## GIVEN INSTRUCTION
Give the number of lines in the entries that contain "Travers". State only the count.

## INPUT DATA
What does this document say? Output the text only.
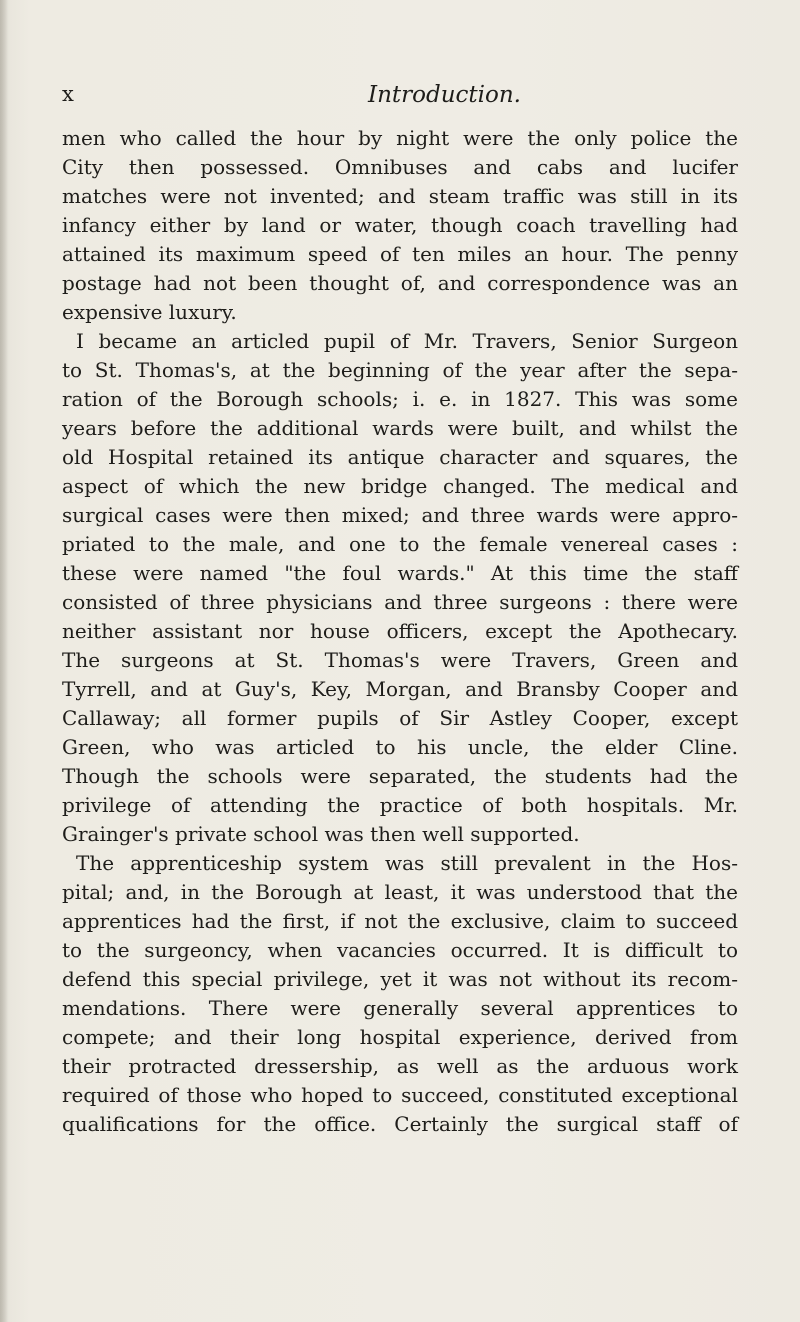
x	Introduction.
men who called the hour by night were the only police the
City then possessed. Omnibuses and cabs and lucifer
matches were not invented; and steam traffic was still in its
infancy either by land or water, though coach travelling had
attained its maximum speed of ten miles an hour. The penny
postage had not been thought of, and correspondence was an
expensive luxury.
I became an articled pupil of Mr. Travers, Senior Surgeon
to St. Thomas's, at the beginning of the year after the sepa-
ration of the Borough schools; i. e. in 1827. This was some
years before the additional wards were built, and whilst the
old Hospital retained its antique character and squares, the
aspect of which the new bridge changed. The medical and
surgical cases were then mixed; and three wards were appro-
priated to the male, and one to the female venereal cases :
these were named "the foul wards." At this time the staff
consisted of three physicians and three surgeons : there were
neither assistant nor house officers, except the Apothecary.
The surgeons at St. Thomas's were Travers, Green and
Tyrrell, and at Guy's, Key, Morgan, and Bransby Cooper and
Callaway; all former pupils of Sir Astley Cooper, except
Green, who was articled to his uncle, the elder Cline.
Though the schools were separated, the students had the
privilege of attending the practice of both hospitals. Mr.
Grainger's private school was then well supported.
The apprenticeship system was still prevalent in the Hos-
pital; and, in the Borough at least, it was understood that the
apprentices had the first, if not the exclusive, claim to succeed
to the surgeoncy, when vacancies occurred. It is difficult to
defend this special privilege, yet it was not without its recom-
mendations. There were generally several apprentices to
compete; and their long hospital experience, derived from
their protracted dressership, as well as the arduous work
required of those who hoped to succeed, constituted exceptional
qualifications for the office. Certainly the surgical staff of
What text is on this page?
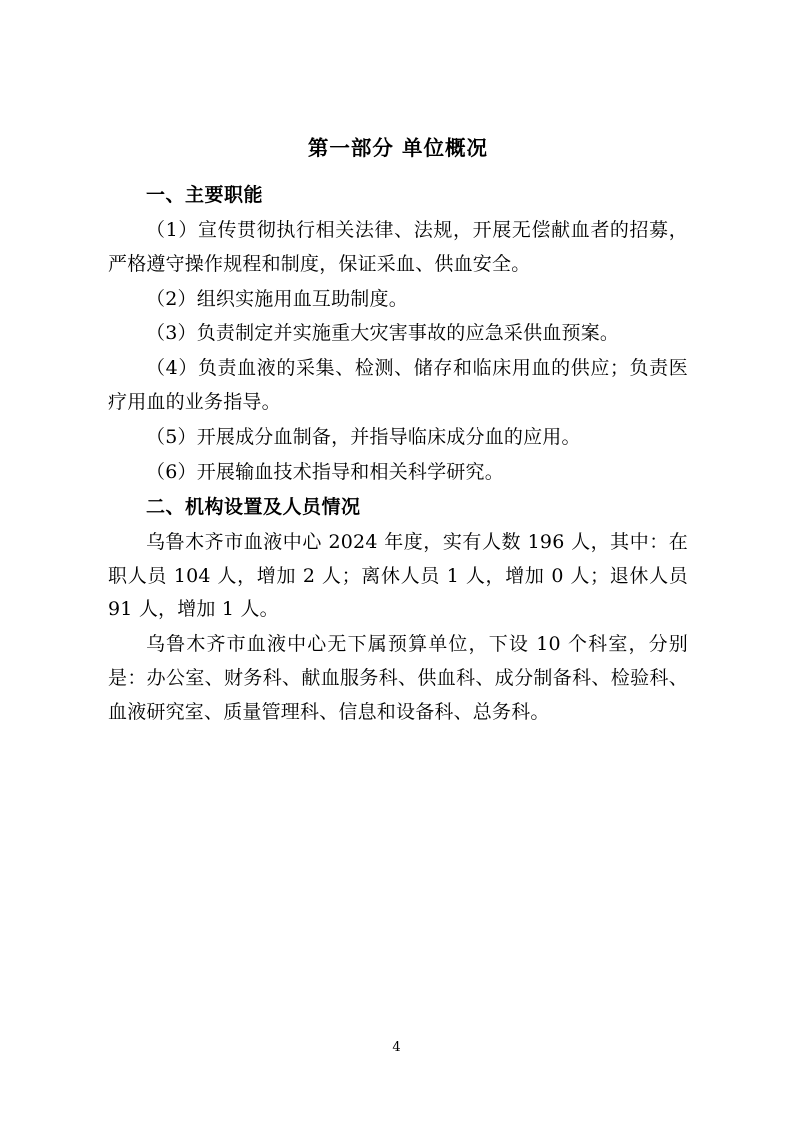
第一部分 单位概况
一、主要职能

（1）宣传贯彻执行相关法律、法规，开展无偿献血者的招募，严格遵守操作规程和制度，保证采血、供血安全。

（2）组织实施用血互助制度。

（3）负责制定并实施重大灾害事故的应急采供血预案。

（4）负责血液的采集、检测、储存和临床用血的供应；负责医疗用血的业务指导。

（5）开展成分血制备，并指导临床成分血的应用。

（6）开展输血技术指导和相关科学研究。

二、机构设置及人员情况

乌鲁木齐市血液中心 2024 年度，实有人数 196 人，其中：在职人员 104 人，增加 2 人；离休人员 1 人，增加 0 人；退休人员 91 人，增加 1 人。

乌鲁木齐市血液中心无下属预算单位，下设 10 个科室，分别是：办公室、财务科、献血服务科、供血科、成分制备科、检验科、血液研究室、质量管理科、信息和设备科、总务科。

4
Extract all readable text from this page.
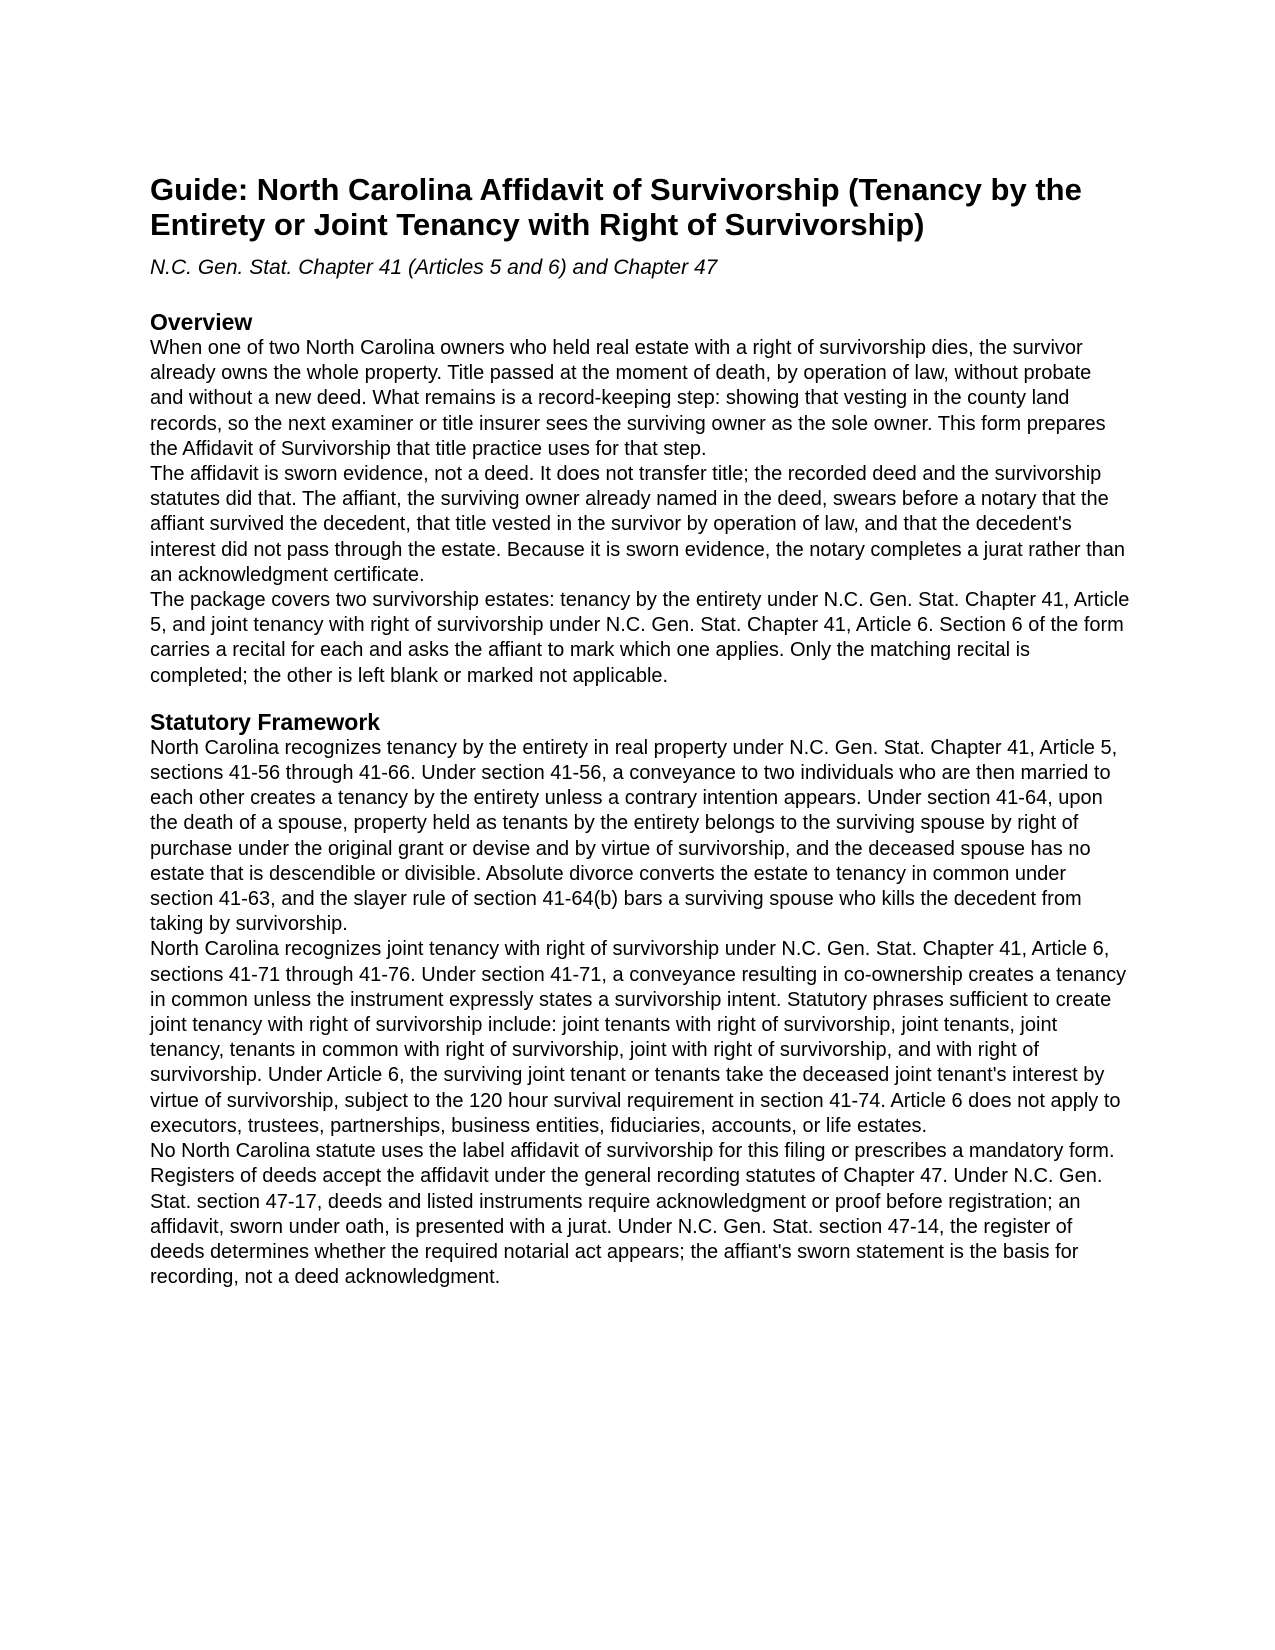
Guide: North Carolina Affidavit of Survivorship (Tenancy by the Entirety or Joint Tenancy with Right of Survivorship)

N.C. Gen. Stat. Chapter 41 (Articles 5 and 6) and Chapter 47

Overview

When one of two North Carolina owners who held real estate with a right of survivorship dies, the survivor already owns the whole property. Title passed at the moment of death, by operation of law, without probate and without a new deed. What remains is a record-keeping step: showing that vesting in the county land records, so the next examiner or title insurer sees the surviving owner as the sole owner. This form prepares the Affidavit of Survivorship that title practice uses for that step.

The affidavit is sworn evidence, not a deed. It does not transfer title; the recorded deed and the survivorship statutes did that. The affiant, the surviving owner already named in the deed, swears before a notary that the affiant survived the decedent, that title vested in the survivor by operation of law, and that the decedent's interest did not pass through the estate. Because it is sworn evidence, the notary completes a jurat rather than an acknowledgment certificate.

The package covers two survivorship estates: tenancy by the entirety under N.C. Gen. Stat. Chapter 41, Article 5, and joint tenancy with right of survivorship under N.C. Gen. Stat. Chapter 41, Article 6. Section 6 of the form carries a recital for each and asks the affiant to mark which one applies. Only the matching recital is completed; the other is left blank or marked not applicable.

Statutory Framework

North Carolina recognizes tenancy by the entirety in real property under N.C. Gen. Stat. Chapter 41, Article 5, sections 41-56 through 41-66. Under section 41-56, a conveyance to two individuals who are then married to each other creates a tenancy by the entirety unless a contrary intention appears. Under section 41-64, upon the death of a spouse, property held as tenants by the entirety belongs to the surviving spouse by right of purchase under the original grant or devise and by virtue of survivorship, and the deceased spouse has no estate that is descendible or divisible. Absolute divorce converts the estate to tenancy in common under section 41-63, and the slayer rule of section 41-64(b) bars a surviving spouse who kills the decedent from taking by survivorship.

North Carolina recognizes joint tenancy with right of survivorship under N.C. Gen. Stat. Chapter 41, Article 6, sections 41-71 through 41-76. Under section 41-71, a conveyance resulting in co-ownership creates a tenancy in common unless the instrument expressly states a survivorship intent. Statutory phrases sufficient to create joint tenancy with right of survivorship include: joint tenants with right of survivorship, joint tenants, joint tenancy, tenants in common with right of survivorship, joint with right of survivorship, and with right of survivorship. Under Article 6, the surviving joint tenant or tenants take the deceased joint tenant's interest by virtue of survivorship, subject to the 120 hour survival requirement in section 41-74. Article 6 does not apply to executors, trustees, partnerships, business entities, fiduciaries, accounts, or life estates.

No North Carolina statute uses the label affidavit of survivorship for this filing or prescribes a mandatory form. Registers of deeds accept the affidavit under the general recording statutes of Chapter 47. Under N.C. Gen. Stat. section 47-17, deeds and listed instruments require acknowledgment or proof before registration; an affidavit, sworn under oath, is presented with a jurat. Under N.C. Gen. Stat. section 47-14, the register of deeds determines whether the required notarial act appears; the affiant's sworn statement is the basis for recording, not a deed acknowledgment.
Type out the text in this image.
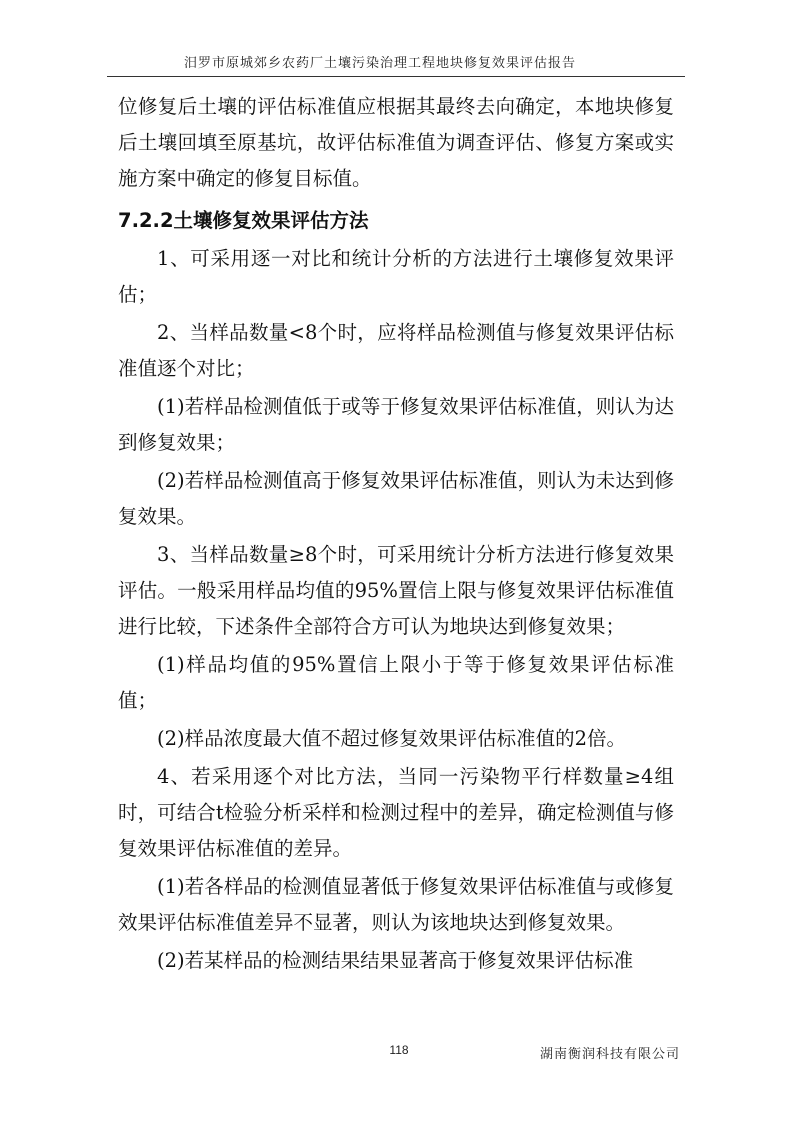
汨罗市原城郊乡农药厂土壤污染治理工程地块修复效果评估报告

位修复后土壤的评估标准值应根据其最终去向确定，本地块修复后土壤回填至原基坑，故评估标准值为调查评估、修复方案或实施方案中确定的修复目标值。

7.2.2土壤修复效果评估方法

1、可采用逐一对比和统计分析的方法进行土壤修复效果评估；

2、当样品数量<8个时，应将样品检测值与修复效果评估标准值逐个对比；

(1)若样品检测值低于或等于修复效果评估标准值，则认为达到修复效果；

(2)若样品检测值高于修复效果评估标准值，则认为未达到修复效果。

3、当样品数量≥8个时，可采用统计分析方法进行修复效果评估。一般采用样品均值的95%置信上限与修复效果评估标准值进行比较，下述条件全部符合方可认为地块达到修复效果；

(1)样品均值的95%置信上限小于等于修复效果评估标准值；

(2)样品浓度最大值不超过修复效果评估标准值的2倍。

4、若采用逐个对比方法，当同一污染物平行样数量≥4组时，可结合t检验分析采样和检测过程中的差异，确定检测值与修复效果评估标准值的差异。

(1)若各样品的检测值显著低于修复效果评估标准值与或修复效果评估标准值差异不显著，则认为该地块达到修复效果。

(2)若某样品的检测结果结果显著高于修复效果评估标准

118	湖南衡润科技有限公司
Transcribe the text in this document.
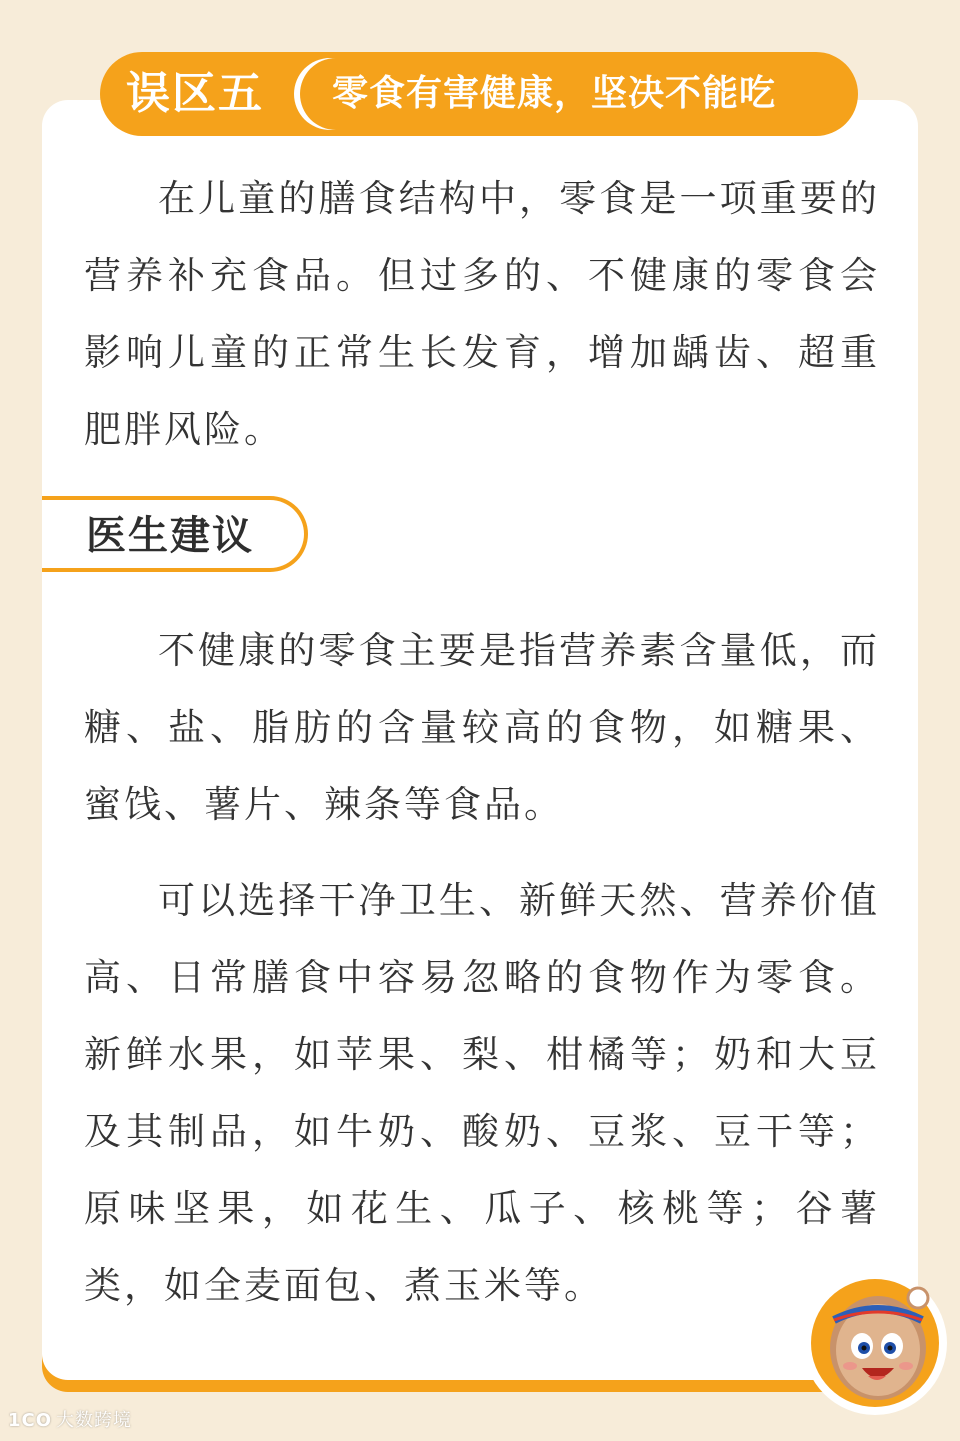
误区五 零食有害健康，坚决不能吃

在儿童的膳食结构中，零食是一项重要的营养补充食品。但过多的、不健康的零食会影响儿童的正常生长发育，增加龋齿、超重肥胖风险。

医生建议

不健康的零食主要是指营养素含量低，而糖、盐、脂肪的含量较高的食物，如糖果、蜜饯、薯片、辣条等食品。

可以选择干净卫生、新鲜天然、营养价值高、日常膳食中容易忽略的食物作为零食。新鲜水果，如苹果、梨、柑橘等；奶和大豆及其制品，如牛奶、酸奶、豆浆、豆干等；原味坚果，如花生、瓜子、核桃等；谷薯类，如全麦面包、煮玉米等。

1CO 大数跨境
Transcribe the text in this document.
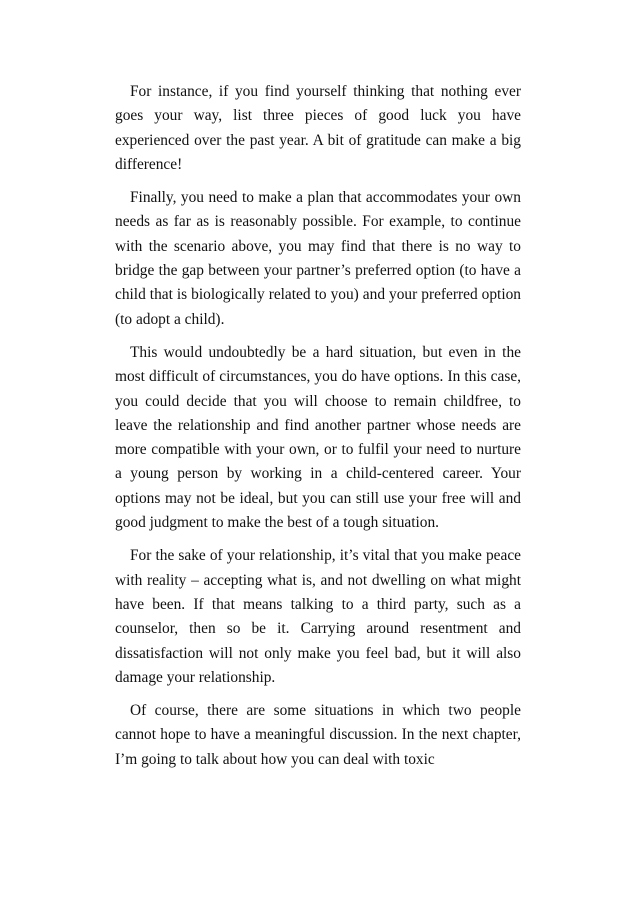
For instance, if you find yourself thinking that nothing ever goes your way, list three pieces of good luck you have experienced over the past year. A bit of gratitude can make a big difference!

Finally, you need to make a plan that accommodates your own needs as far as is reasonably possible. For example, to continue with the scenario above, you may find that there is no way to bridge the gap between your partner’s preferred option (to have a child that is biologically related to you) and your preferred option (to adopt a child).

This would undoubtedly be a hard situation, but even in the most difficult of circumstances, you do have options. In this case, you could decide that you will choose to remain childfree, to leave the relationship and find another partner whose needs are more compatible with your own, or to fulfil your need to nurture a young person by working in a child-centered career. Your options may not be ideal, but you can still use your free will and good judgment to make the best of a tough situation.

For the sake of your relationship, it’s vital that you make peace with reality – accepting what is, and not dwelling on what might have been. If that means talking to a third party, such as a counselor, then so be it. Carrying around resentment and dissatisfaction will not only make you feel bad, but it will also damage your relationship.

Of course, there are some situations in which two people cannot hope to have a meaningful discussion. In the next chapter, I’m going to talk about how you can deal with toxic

## RESULT OF THIS TASK
2